Extracted records:
▬▬▬▬▬▬

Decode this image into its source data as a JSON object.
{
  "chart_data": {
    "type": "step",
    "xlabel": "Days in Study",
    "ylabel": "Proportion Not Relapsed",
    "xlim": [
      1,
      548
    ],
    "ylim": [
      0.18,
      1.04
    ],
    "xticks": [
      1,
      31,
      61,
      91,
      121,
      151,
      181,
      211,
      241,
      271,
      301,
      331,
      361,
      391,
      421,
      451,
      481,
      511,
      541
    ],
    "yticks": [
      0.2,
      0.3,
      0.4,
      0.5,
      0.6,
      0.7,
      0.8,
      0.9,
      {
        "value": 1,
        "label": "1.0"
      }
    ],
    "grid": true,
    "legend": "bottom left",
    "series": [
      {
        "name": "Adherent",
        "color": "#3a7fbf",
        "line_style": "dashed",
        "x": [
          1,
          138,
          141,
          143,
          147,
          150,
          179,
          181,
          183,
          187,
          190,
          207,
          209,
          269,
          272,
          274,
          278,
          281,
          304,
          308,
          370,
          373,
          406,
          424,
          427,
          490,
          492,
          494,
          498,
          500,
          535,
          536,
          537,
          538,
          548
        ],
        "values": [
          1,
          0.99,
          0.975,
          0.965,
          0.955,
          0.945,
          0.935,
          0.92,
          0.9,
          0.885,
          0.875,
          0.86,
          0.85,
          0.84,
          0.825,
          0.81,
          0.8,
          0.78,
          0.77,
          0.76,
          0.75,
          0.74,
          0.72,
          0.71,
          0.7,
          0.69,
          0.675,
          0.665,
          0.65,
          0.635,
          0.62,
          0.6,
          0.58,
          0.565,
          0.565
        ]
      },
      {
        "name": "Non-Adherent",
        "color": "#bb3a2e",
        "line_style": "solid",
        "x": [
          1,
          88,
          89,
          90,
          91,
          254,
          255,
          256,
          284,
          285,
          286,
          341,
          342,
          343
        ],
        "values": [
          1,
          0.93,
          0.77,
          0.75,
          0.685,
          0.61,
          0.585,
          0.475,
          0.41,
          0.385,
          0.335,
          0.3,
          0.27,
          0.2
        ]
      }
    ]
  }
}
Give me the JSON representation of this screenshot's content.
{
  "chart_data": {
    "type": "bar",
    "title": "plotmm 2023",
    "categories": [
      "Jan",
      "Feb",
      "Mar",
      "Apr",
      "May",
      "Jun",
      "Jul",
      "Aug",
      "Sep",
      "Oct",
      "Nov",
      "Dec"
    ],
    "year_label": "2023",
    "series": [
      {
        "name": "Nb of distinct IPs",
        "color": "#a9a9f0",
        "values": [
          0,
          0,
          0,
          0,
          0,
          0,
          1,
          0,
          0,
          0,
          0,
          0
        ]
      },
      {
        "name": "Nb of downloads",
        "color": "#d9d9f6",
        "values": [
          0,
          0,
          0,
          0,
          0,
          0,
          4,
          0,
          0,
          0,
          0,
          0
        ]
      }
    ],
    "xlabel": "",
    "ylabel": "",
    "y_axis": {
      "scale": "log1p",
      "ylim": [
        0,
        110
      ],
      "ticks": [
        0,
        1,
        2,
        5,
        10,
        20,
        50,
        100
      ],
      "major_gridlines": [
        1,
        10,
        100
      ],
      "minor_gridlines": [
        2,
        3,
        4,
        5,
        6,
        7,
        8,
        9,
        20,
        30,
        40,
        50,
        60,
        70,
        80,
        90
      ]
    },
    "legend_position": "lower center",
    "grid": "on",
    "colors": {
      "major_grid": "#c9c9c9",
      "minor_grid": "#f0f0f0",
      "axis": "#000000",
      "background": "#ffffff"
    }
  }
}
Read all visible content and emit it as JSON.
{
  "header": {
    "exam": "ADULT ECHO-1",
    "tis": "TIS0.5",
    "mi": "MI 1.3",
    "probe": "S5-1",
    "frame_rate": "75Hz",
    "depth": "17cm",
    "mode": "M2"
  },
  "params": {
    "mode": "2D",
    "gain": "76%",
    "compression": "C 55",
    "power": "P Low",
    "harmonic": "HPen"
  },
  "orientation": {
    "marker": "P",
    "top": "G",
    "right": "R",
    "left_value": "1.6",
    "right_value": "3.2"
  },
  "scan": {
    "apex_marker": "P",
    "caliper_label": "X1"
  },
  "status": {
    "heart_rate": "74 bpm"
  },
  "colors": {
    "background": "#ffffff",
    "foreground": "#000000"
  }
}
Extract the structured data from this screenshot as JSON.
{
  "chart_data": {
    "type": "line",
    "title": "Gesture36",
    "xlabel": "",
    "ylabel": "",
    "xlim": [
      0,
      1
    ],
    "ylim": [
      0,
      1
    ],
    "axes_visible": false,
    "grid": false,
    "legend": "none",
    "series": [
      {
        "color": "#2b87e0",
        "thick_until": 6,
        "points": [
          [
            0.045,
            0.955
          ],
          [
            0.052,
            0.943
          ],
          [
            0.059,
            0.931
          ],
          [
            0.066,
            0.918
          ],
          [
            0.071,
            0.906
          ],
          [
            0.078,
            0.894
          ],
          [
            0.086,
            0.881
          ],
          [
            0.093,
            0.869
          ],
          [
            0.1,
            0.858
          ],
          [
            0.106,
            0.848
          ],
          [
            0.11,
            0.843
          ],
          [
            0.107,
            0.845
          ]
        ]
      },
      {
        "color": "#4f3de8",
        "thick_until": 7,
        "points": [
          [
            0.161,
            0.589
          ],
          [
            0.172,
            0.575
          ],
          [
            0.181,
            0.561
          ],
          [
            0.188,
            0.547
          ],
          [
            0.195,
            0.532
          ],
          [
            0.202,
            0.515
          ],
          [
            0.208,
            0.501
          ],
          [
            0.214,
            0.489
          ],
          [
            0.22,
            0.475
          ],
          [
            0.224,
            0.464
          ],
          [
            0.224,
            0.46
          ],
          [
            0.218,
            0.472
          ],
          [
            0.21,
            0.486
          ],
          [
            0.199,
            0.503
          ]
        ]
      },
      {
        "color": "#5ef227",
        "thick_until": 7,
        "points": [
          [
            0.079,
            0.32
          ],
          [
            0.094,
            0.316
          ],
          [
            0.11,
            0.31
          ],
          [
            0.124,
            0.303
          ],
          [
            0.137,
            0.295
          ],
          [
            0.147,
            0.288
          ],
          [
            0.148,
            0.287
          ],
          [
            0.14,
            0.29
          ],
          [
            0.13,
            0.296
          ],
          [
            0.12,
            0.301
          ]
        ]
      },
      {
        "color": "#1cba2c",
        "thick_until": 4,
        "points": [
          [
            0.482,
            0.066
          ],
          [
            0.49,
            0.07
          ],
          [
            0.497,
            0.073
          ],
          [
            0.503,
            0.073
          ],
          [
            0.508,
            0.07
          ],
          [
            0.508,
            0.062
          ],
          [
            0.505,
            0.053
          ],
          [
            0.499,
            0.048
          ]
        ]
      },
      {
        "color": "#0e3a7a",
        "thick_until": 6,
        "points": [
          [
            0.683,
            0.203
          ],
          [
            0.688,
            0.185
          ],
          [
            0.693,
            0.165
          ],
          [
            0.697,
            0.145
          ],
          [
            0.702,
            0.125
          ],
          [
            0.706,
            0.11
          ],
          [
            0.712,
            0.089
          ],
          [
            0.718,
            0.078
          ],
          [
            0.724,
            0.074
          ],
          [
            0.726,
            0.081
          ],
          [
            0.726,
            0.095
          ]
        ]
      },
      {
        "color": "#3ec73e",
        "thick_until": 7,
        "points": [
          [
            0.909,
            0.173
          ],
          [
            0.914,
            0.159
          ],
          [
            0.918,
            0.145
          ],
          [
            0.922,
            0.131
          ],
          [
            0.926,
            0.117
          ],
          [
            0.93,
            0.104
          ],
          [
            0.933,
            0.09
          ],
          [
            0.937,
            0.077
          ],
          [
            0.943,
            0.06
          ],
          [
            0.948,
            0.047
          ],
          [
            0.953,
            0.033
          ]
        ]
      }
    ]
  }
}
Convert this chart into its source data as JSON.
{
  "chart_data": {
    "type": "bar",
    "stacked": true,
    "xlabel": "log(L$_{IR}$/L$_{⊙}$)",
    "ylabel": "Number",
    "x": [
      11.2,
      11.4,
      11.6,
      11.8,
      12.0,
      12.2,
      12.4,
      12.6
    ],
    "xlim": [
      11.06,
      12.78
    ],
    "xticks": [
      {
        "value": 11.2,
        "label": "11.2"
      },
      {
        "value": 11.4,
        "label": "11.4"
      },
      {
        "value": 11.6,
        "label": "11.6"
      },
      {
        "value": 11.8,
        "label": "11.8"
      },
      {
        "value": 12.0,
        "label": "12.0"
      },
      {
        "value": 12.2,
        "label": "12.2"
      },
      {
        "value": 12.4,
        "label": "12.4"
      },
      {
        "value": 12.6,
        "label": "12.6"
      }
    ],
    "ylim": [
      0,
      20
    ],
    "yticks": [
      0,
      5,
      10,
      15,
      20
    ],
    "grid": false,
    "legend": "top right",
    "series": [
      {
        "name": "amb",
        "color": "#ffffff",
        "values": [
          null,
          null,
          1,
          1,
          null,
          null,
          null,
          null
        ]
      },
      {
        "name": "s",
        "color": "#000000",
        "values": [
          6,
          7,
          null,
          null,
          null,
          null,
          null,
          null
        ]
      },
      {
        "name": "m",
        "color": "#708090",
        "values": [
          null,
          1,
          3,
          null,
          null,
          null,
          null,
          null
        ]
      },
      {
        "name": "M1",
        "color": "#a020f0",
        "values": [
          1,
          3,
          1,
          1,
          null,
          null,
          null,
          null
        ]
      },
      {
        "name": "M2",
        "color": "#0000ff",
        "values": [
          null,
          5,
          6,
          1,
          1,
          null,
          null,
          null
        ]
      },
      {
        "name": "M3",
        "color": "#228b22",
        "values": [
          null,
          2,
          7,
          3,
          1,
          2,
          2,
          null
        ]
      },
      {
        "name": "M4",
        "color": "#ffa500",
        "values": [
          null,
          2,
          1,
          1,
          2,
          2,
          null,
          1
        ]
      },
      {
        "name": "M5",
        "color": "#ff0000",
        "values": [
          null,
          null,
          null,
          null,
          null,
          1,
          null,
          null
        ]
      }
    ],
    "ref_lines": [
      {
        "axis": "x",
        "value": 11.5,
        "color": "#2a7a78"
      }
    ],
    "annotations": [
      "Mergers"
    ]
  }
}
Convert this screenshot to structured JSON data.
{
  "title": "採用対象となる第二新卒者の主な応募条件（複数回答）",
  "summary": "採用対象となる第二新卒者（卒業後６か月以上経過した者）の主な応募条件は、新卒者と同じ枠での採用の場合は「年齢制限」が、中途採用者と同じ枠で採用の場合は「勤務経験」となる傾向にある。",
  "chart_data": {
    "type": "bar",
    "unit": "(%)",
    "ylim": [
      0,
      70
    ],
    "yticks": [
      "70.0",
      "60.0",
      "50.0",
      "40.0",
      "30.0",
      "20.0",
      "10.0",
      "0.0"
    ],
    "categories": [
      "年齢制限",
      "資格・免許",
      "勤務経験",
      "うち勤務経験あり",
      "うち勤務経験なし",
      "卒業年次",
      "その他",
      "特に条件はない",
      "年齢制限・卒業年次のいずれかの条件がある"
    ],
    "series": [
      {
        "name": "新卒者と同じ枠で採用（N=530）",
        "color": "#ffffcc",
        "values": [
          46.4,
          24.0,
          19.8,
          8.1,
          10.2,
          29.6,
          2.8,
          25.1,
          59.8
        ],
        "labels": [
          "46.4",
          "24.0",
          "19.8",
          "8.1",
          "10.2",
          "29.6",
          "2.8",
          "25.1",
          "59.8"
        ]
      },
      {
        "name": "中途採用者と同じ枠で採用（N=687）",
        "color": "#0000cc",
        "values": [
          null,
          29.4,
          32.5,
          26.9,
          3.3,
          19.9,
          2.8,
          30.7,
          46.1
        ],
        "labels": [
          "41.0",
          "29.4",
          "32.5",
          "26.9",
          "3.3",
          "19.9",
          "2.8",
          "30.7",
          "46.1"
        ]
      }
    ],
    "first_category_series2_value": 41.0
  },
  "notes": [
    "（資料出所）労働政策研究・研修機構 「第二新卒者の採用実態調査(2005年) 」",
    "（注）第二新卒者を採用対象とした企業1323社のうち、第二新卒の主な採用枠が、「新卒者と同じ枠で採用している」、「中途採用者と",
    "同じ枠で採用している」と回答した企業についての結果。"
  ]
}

▬▬▬▬▬▬

→ **Goal of the exercise**: Make a list of all lines in the data that contain "xlabel".

→ **Written solution**:
    "xlabel": "Days in Study",
    "xlabel": "",
    "xlabel": "",
    "xlabel": "log(L$_{IR}$/L$_{⊙}$)",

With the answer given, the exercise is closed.